Exercise objective
Locate and copy all lines bearing the word "Search".

Stored data

══════

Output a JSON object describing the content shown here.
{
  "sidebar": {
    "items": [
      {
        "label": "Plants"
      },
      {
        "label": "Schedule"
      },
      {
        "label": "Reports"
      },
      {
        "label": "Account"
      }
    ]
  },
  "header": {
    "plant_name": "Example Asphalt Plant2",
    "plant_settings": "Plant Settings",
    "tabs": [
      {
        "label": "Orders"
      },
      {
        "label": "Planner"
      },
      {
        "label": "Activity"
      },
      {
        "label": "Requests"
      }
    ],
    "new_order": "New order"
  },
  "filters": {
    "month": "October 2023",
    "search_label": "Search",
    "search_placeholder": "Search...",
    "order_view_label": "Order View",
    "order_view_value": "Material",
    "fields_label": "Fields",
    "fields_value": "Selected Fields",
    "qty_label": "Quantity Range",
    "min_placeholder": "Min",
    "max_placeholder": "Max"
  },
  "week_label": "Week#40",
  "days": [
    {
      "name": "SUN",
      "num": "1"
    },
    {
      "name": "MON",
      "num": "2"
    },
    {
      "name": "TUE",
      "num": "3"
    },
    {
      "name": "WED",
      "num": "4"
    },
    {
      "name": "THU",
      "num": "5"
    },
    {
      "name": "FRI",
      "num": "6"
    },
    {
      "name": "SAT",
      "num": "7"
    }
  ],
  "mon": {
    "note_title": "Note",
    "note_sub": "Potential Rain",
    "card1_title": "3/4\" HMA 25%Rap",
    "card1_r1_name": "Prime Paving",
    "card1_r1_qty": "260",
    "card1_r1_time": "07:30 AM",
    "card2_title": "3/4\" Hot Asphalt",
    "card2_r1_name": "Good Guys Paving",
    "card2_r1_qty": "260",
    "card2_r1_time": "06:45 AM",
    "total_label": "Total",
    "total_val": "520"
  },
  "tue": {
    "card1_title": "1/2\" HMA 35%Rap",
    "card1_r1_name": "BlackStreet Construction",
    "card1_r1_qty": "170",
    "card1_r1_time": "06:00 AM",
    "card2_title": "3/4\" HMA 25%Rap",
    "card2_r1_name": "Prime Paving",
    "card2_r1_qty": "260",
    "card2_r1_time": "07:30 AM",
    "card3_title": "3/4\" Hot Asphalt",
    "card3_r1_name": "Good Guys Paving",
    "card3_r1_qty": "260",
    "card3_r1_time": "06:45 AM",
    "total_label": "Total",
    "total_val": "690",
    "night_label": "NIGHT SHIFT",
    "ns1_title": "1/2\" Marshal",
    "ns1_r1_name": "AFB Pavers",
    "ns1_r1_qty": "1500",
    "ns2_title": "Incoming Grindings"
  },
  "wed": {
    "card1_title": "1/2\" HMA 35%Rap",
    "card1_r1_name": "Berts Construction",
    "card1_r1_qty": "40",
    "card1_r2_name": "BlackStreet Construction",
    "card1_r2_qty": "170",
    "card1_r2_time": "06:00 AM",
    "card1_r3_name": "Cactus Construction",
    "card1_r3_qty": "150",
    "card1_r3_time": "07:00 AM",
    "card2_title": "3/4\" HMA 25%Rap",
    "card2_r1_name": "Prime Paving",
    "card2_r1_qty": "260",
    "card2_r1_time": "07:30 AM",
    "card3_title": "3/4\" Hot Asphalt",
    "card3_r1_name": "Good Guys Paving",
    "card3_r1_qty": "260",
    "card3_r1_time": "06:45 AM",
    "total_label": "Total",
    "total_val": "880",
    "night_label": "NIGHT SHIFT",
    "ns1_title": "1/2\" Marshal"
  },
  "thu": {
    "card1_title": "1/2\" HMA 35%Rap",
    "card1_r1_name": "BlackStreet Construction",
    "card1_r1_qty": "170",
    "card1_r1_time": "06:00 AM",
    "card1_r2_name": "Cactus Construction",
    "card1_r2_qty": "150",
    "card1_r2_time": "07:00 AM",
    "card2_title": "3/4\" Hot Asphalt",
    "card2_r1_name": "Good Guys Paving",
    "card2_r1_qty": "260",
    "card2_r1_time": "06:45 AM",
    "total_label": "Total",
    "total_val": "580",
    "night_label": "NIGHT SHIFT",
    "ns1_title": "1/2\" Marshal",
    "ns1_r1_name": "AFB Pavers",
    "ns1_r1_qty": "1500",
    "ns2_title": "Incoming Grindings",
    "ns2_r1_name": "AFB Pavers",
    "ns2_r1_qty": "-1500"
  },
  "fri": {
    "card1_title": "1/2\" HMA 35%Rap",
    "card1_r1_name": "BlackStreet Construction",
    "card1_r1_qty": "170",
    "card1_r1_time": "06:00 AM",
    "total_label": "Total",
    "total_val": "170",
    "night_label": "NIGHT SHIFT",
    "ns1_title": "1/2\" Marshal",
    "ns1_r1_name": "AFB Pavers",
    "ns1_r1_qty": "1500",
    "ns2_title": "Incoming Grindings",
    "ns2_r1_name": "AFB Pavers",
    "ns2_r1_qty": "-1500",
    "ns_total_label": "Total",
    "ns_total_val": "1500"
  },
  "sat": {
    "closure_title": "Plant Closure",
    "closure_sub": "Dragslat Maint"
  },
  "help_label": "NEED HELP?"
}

══════

Result of this exercise
    "search_label": "Search",
    "search_placeholder": "Search...",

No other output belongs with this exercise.